Lines that contain the string "left" are to be copied; leave out all others.

:: Dataset records

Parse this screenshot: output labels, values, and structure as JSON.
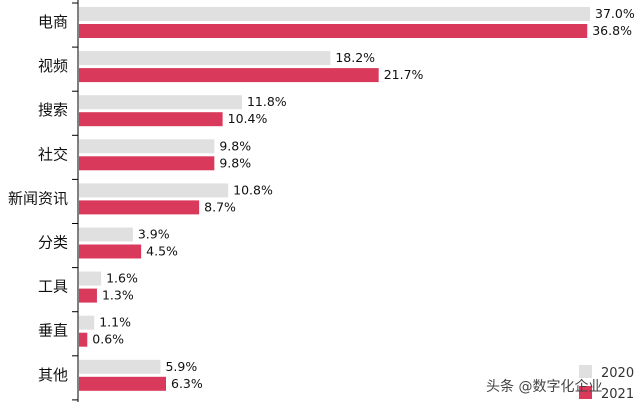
{
  "chart_data": {
    "type": "bar",
    "orientation": "horizontal",
    "categories": [
      "电商",
      "视频",
      "搜索",
      "社交",
      "新闻资讯",
      "分类",
      "工具",
      "垂直",
      "其他"
    ],
    "series": [
      {
        "name": "2020",
        "color": "#e0e0e0",
        "values": [
          37.0,
          18.2,
          11.8,
          9.8,
          10.8,
          3.9,
          1.6,
          1.1,
          5.9
        ],
        "labels": [
          "37.0%",
          "18.2%",
          "11.8%",
          "9.8%",
          "10.8%",
          "3.9%",
          "1.6%",
          "1.1%",
          "5.9%"
        ]
      },
      {
        "name": "2021",
        "color": "#d93a5c",
        "values": [
          36.8,
          21.7,
          10.4,
          9.8,
          8.7,
          4.5,
          1.3,
          0.6,
          6.3
        ],
        "labels": [
          "36.8%",
          "21.7%",
          "10.4%",
          "9.8%",
          "8.7%",
          "4.5%",
          "1.3%",
          "0.6%",
          "6.3%"
        ]
      }
    ],
    "xlim": [
      0,
      37
    ],
    "grid": false,
    "legend": "bottom-right",
    "title": "",
    "xlabel": "",
    "ylabel": ""
  },
  "watermark": "头条 @数字化企业"
}
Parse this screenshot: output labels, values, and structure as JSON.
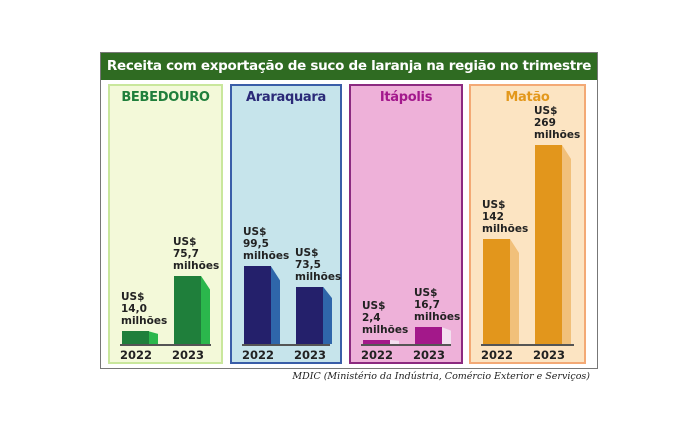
{
  "chart_data": {
    "type": "bar",
    "title": "Receita com exportação de suco de laranja na região no trimestre",
    "source": "MDIC (Ministério da Indústria, Comércio Exterior e Serviços)",
    "categories": [
      "2022",
      "2023"
    ],
    "unit_prefix": "US$",
    "unit_suffix": "milhões",
    "panels": [
      {
        "name": "BEBEDOURO",
        "values": [
          14.0,
          75.7
        ],
        "labels": [
          "14,0",
          "75,7"
        ],
        "bg": "#f3f9d9",
        "border": "#c9e79c",
        "title_color": "#1f7f3b",
        "bar": "#1f7f3b",
        "side": "#2bb74c"
      },
      {
        "name": "Araraquara",
        "values": [
          99.5,
          73.5
        ],
        "labels": [
          "99,5",
          "73,5"
        ],
        "bg": "#c6e4eb",
        "border": "#3a5ea8",
        "title_color": "#2b2a78",
        "bar": "#24206b",
        "side": "#2f66aa"
      },
      {
        "name": "Itápolis",
        "values": [
          2.4,
          16.7
        ],
        "labels": [
          "2,4",
          "16,7"
        ],
        "bg": "#eeb1d9",
        "border": "#8c2a80",
        "title_color": "#a3188c",
        "bar": "#a3188a",
        "side": "#f3e0ef"
      },
      {
        "name": "Matão",
        "values": [
          142,
          269
        ],
        "labels": [
          "142",
          "269"
        ],
        "bg": "#fce4c2",
        "border": "#f3a975",
        "title_color": "#e3981c",
        "bar": "#e2961c",
        "side": "#f1c07a"
      }
    ]
  }
}
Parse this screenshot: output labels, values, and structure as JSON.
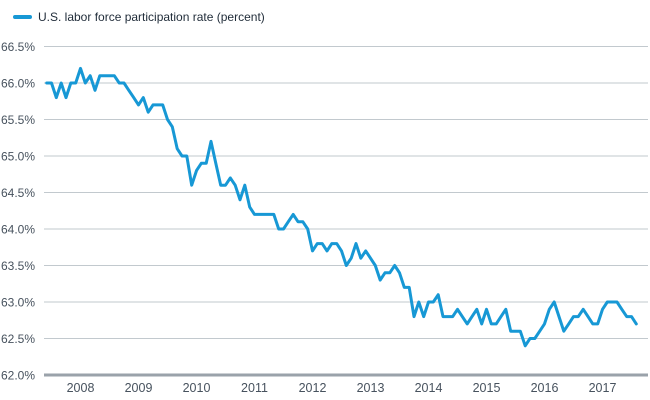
{
  "legend": {
    "label": "U.S. labor force participation rate (percent)"
  },
  "colors": {
    "line": "#1798d5",
    "grid": "#c2c9ce",
    "axis": "#9aa2aa",
    "tick_text": "#47525e",
    "legend_text": "#1f2b38",
    "background": "#ffffff"
  },
  "chart_data": {
    "type": "line",
    "title": "U.S. labor force participation rate (percent)",
    "xlabel": "",
    "ylabel": "",
    "x_unit": "month",
    "x_range": [
      "2007-06",
      "2017-08"
    ],
    "frequency": "monthly",
    "ylim": [
      62.0,
      66.5
    ],
    "grid": "horizontal",
    "legend_position": "top-left",
    "ytick_values": [
      66.5,
      66.0,
      65.5,
      65.0,
      64.5,
      64.0,
      63.5,
      63.0,
      62.5,
      62.0
    ],
    "ytick_labels": [
      "66.5%",
      "66.0%",
      "65.5%",
      "65.0%",
      "64.5%",
      "64.0%",
      "63.5%",
      "63.0%",
      "62.5%",
      "62.0%"
    ],
    "xtick_labels": [
      "2008",
      "2009",
      "2010",
      "2011",
      "2012",
      "2013",
      "2014",
      "2015",
      "2016",
      "2017"
    ],
    "series": [
      {
        "name": "U.S. labor force participation rate (percent)",
        "start_month": "2007-06",
        "values": [
          66.0,
          66.0,
          65.8,
          66.0,
          65.8,
          66.0,
          66.0,
          66.2,
          66.0,
          66.1,
          65.9,
          66.1,
          66.1,
          66.1,
          66.1,
          66.0,
          66.0,
          65.9,
          65.8,
          65.7,
          65.8,
          65.6,
          65.7,
          65.7,
          65.7,
          65.5,
          65.4,
          65.1,
          65.0,
          65.0,
          64.6,
          64.8,
          64.9,
          64.9,
          65.2,
          64.9,
          64.6,
          64.6,
          64.7,
          64.6,
          64.4,
          64.6,
          64.3,
          64.2,
          64.2,
          64.2,
          64.2,
          64.2,
          64.0,
          64.0,
          64.1,
          64.2,
          64.1,
          64.1,
          64.0,
          63.7,
          63.8,
          63.8,
          63.7,
          63.8,
          63.8,
          63.7,
          63.5,
          63.6,
          63.8,
          63.6,
          63.7,
          63.6,
          63.5,
          63.3,
          63.4,
          63.4,
          63.5,
          63.4,
          63.2,
          63.2,
          62.8,
          63.0,
          62.8,
          63.0,
          63.0,
          63.1,
          62.8,
          62.8,
          62.8,
          62.9,
          62.8,
          62.7,
          62.8,
          62.9,
          62.7,
          62.9,
          62.7,
          62.7,
          62.8,
          62.9,
          62.6,
          62.6,
          62.6,
          62.4,
          62.5,
          62.5,
          62.6,
          62.7,
          62.9,
          63.0,
          62.8,
          62.6,
          62.7,
          62.8,
          62.8,
          62.9,
          62.8,
          62.7,
          62.7,
          62.9,
          63.0,
          63.0,
          63.0,
          62.9,
          62.8,
          62.8,
          62.7
        ]
      }
    ]
  }
}
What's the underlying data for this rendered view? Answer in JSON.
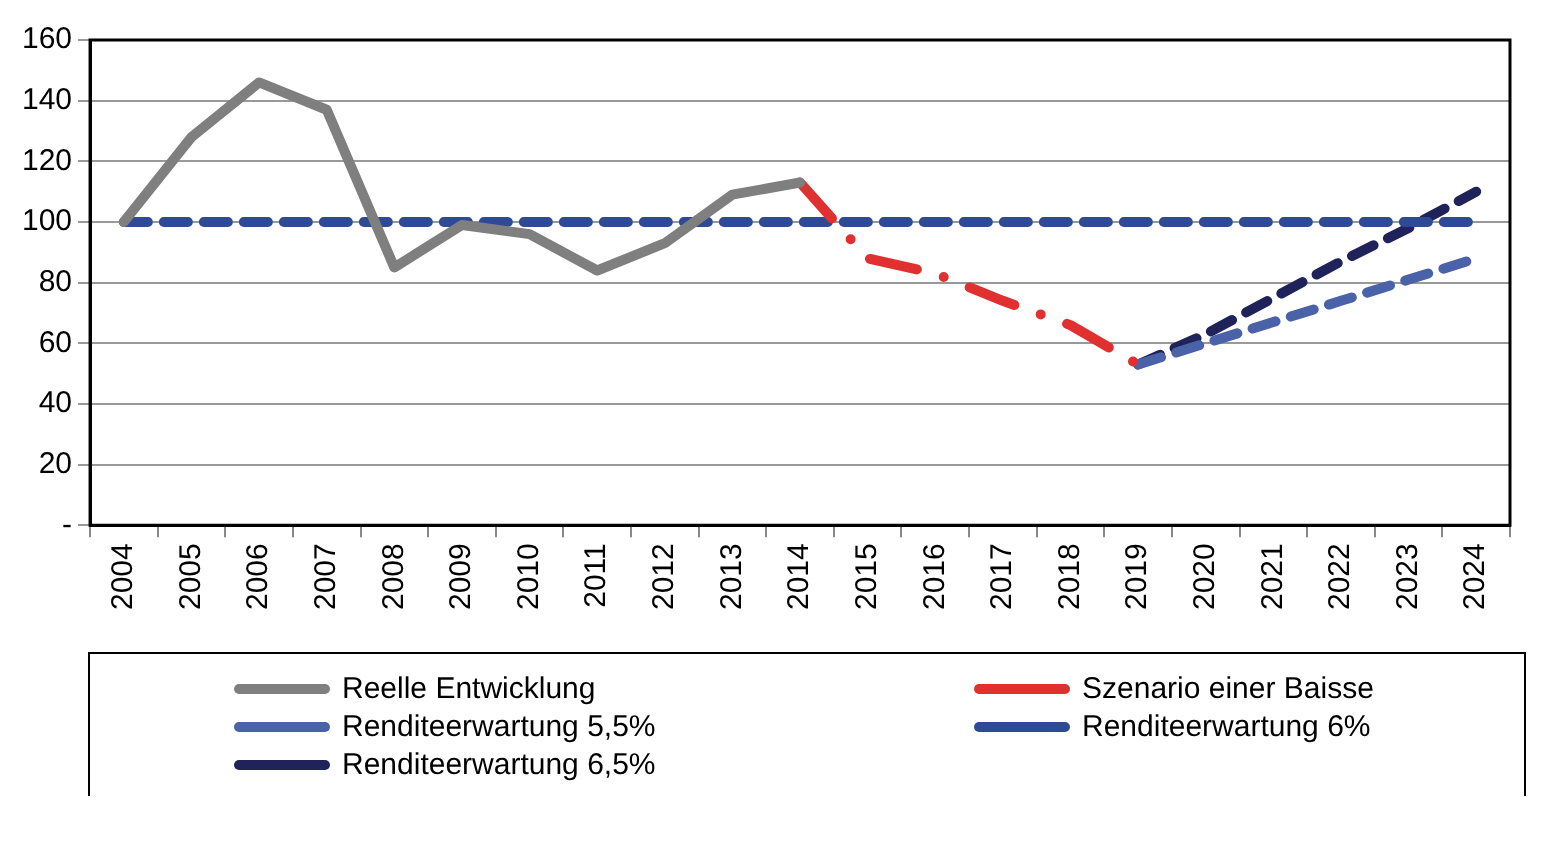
{
  "chart_data": {
    "type": "line",
    "categories": [
      "2004",
      "2005",
      "2006",
      "2007",
      "2008",
      "2009",
      "2010",
      "2011",
      "2012",
      "2013",
      "2014",
      "2015",
      "2016",
      "2017",
      "2018",
      "2019",
      "2020",
      "2021",
      "2022",
      "2023",
      "2024"
    ],
    "series": [
      {
        "name": "Reelle Entwicklung",
        "color": "#7f7f7f",
        "line_style": "solid",
        "values": [
          100,
          128,
          146,
          137,
          85,
          99,
          96,
          84,
          93,
          109,
          113,
          null,
          null,
          null,
          null,
          null,
          null,
          null,
          null,
          null,
          null
        ]
      },
      {
        "name": "Szenario einer Baisse",
        "color": "#e03030",
        "line_style": "dotted",
        "values": [
          null,
          null,
          null,
          null,
          null,
          null,
          null,
          null,
          null,
          null,
          113,
          88,
          83,
          74,
          66,
          53,
          null,
          null,
          null,
          null,
          null
        ]
      },
      {
        "name": "Renditeerwartung 5,5%",
        "color": "#4a63a8",
        "line_style": "dashed",
        "values": [
          null,
          null,
          null,
          null,
          null,
          null,
          null,
          null,
          null,
          null,
          null,
          null,
          null,
          null,
          null,
          53,
          60,
          67,
          74,
          81,
          88
        ]
      },
      {
        "name": "Renditeerwartung 6%",
        "color": "#2e4a94",
        "line_style": "dashed",
        "values": [
          100,
          100,
          100,
          100,
          100,
          100,
          100,
          100,
          100,
          100,
          100,
          100,
          100,
          100,
          100,
          100,
          100,
          100,
          100,
          100,
          100
        ]
      },
      {
        "name": "Renditeerwartung 6,5%",
        "color": "#20225a",
        "line_style": "dashed",
        "values": [
          null,
          null,
          null,
          null,
          null,
          null,
          null,
          null,
          null,
          null,
          null,
          null,
          null,
          null,
          null,
          53,
          63,
          75,
          87,
          98,
          110
        ]
      }
    ],
    "ylim": [
      0,
      160
    ],
    "yticks": [
      {
        "value": 0,
        "label": "-"
      },
      20,
      40,
      60,
      80,
      100,
      120,
      140,
      160
    ],
    "grid": "y",
    "legend": "bottom",
    "marker": "none"
  }
}
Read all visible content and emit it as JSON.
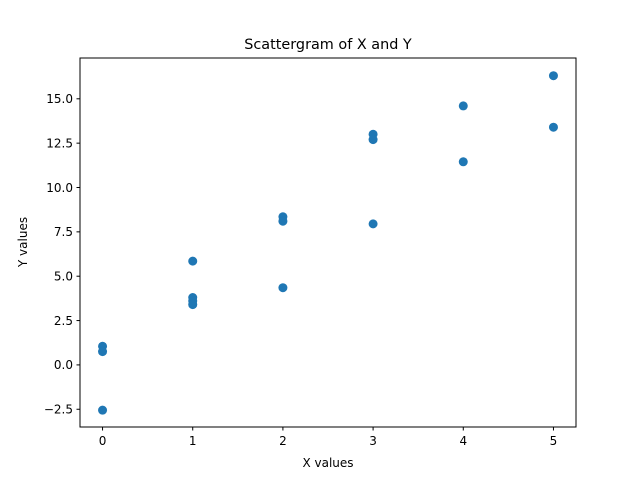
{
  "chart_data": {
    "type": "scatter",
    "title": "Scattergram of X and Y",
    "xlabel": "X values",
    "ylabel": "Y values",
    "xlim": [
      -0.25,
      5.25
    ],
    "ylim": [
      -3.5,
      17.3
    ],
    "xticks": [
      0,
      1,
      2,
      3,
      4,
      5
    ],
    "xtick_labels": [
      "0",
      "1",
      "2",
      "3",
      "4",
      "5"
    ],
    "yticks": [
      -2.5,
      0.0,
      2.5,
      5.0,
      7.5,
      10.0,
      12.5,
      15.0
    ],
    "ytick_labels": [
      "−2.5",
      "0.0",
      "2.5",
      "5.0",
      "7.5",
      "10.0",
      "12.5",
      "15.0"
    ],
    "grid": false,
    "series": [
      {
        "color": "#1f77b4",
        "points": [
          {
            "x": 0,
            "y": 1.05
          },
          {
            "x": 0,
            "y": 0.75
          },
          {
            "x": 0,
            "y": -2.55
          },
          {
            "x": 1,
            "y": 5.85
          },
          {
            "x": 1,
            "y": 3.8
          },
          {
            "x": 1,
            "y": 3.6
          },
          {
            "x": 1,
            "y": 3.4
          },
          {
            "x": 2,
            "y": 8.35
          },
          {
            "x": 2,
            "y": 8.1
          },
          {
            "x": 2,
            "y": 4.35
          },
          {
            "x": 3,
            "y": 13.0
          },
          {
            "x": 3,
            "y": 12.7
          },
          {
            "x": 3,
            "y": 7.95
          },
          {
            "x": 4,
            "y": 14.6
          },
          {
            "x": 4,
            "y": 11.45
          },
          {
            "x": 5,
            "y": 16.3
          },
          {
            "x": 5,
            "y": 13.4
          }
        ]
      }
    ]
  }
}
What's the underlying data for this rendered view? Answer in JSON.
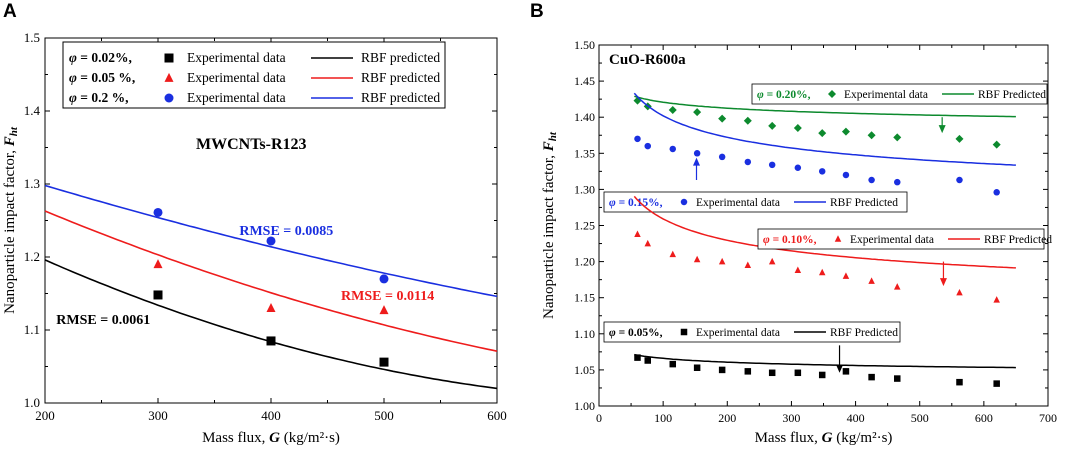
{
  "chart_data": [
    {
      "type": "scatter",
      "panel": "A",
      "title": "MWCNTs-R123",
      "xlabel_text": "Mass flux, ",
      "xlabel_var": "G",
      "xlabel_unit": " (kg/m²·s)",
      "ylabel_text": "Nanoparticle impact factor, ",
      "ylabel_var": "F",
      "ylabel_sub": "ht",
      "xlim": [
        200,
        600
      ],
      "ylim": [
        1.0,
        1.5
      ],
      "x_ticks": [
        "200",
        "300",
        "400",
        "500",
        "600"
      ],
      "y_ticks": [
        "1.0",
        "1.1",
        "1.2",
        "1.3",
        "1.4",
        "1.5"
      ],
      "legend": {
        "position": "top-left",
        "rows": [
          {
            "phi": "φ",
            "label": " = 0.02%,",
            "marker": "square",
            "color": "#000000",
            "exp_label": "Experimental data",
            "fit_label": "RBF predicted"
          },
          {
            "phi": "φ",
            "label": " = 0.05 %,",
            "marker": "triangle",
            "color": "#ee1c1c",
            "exp_label": "Experimental data",
            "fit_label": "RBF predicted"
          },
          {
            "phi": "φ",
            "label": " = 0.2 %,",
            "marker": "circle",
            "color": "#1a2fe0",
            "exp_label": "Experimental data",
            "fit_label": "RBF predicted"
          }
        ]
      },
      "series": [
        {
          "name": "φ = 0.02%",
          "color": "#000000",
          "marker": "square",
          "points": [
            {
              "x": 300,
              "y": 1.148
            },
            {
              "x": 400,
              "y": 1.085
            },
            {
              "x": 500,
              "y": 1.056
            }
          ],
          "fit": {
            "A": 1.196,
            "B": -0.00068,
            "C": 6e-07
          },
          "rmse": "RMSE = 0.0061",
          "rmse_pos": {
            "x": 210,
            "y": 1.108
          }
        },
        {
          "name": "φ = 0.05 %",
          "color": "#ee1c1c",
          "marker": "triangle",
          "points": [
            {
              "x": 300,
              "y": 1.19
            },
            {
              "x": 400,
              "y": 1.13
            },
            {
              "x": 500,
              "y": 1.127
            }
          ],
          "fit": {
            "A": 1.263,
            "B": -0.00064,
            "C": 4e-07
          },
          "rmse": "RMSE = 0.0114",
          "rmse_pos": {
            "x": 462,
            "y": 1.141
          }
        },
        {
          "name": "φ = 0.2 %",
          "color": "#1a2fe0",
          "marker": "circle",
          "points": [
            {
              "x": 300,
              "y": 1.261
            },
            {
              "x": 400,
              "y": 1.222
            },
            {
              "x": 500,
              "y": 1.17
            }
          ],
          "fit": {
            "A": 1.298,
            "B": -0.00046,
            "C": 2e-07
          },
          "rmse": "RMSE = 0.0085",
          "rmse_pos": {
            "x": 372,
            "y": 1.23
          }
        }
      ]
    },
    {
      "type": "scatter",
      "panel": "B",
      "title": "CuO-R600a",
      "xlabel_text": "Mass flux, ",
      "xlabel_var": "G",
      "xlabel_unit": " (kg/m²·s)",
      "ylabel_text": "Nanoparticle impact factor, ",
      "ylabel_var": "F",
      "ylabel_sub": "ht",
      "xlim": [
        0,
        700
      ],
      "ylim": [
        1.0,
        1.5
      ],
      "x_ticks": [
        "0",
        "100",
        "200",
        "300",
        "400",
        "500",
        "600",
        "700"
      ],
      "y_ticks": [
        "1.00",
        "1.05",
        "1.10",
        "1.15",
        "1.20",
        "1.25",
        "1.30",
        "1.35",
        "1.40",
        "1.45",
        "1.50"
      ],
      "series": [
        {
          "name": "φ = 0.20%",
          "color": "#0d8a2e",
          "marker": "diamond",
          "legend_phi": "φ",
          "legend_label": " = 0.20%,",
          "exp_label": "Experimental data",
          "fit_label": "RBF Predicted",
          "points": [
            {
              "x": 60,
              "y": 1.423
            },
            {
              "x": 76,
              "y": 1.415
            },
            {
              "x": 115,
              "y": 1.41
            },
            {
              "x": 153,
              "y": 1.407
            },
            {
              "x": 192,
              "y": 1.398
            },
            {
              "x": 232,
              "y": 1.395
            },
            {
              "x": 270,
              "y": 1.388
            },
            {
              "x": 310,
              "y": 1.385
            },
            {
              "x": 348,
              "y": 1.378
            },
            {
              "x": 385,
              "y": 1.38
            },
            {
              "x": 425,
              "y": 1.375
            },
            {
              "x": 465,
              "y": 1.372
            },
            {
              "x": 562,
              "y": 1.37
            },
            {
              "x": 620,
              "y": 1.362
            }
          ],
          "fit": {
            "a": 1.3567,
            "b": 0.0641,
            "c": 0.2
          },
          "arrow": {
            "x": 535,
            "y_from": 1.4,
            "y_to": 1.378
          }
        },
        {
          "name": "φ = 0.15%",
          "color": "#1a2fe0",
          "marker": "circle",
          "legend_phi": "φ",
          "legend_label": " = 0.15%,",
          "exp_label": "Experimental data",
          "fit_label": "RBF Predicted",
          "points": [
            {
              "x": 60,
              "y": 1.37
            },
            {
              "x": 76,
              "y": 1.36
            },
            {
              "x": 115,
              "y": 1.356
            },
            {
              "x": 153,
              "y": 1.35
            },
            {
              "x": 192,
              "y": 1.345
            },
            {
              "x": 232,
              "y": 1.338
            },
            {
              "x": 270,
              "y": 1.334
            },
            {
              "x": 310,
              "y": 1.33
            },
            {
              "x": 348,
              "y": 1.325
            },
            {
              "x": 385,
              "y": 1.32
            },
            {
              "x": 425,
              "y": 1.313
            },
            {
              "x": 465,
              "y": 1.31
            },
            {
              "x": 562,
              "y": 1.313
            },
            {
              "x": 620,
              "y": 1.296
            }
          ],
          "fit": {
            "a": 1.2429,
            "b": 0.1591,
            "c": 0.3
          },
          "arrow": {
            "x": 152,
            "y_from": 1.313,
            "y_to": 1.344
          }
        },
        {
          "name": "φ = 0.10%",
          "color": "#ee1c1c",
          "marker": "triangle",
          "legend_phi": "φ",
          "legend_label": " = 0.10%,",
          "exp_label": "Experimental data",
          "fit_label": "RBF Predicted",
          "points": [
            {
              "x": 60,
              "y": 1.238
            },
            {
              "x": 76,
              "y": 1.225
            },
            {
              "x": 115,
              "y": 1.21
            },
            {
              "x": 153,
              "y": 1.203
            },
            {
              "x": 192,
              "y": 1.2
            },
            {
              "x": 232,
              "y": 1.195
            },
            {
              "x": 270,
              "y": 1.2
            },
            {
              "x": 310,
              "y": 1.188
            },
            {
              "x": 348,
              "y": 1.185
            },
            {
              "x": 385,
              "y": 1.18
            },
            {
              "x": 425,
              "y": 1.173
            },
            {
              "x": 465,
              "y": 1.165
            },
            {
              "x": 562,
              "y": 1.157
            },
            {
              "x": 620,
              "y": 1.147
            }
          ],
          "fit": {
            "a": 1.1011,
            "b": 0.1581,
            "c": 0.3
          },
          "arrow": {
            "x": 537,
            "y_from": 1.2,
            "y_to": 1.166
          }
        },
        {
          "name": "φ = 0.05%",
          "color": "#000000",
          "marker": "square",
          "legend_phi": "φ",
          "legend_label": " = 0.05%,",
          "exp_label": "Experimental data",
          "fit_label": "RBF Predicted",
          "points": [
            {
              "x": 60,
              "y": 1.067
            },
            {
              "x": 76,
              "y": 1.063
            },
            {
              "x": 115,
              "y": 1.058
            },
            {
              "x": 153,
              "y": 1.053
            },
            {
              "x": 192,
              "y": 1.05
            },
            {
              "x": 232,
              "y": 1.048
            },
            {
              "x": 270,
              "y": 1.046
            },
            {
              "x": 310,
              "y": 1.046
            },
            {
              "x": 348,
              "y": 1.043
            },
            {
              "x": 385,
              "y": 1.048
            },
            {
              "x": 425,
              "y": 1.04
            },
            {
              "x": 465,
              "y": 1.038
            },
            {
              "x": 562,
              "y": 1.033
            },
            {
              "x": 620,
              "y": 1.031
            }
          ],
          "fit": {
            "a": 1.0251,
            "b": 0.0409,
            "c": 0.2
          },
          "arrow": {
            "x": 375,
            "y_from": 1.084,
            "y_to": 1.046
          }
        }
      ]
    }
  ]
}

::::

● Correct output:
    "legend_position": "top-left",
        "position": "top-left",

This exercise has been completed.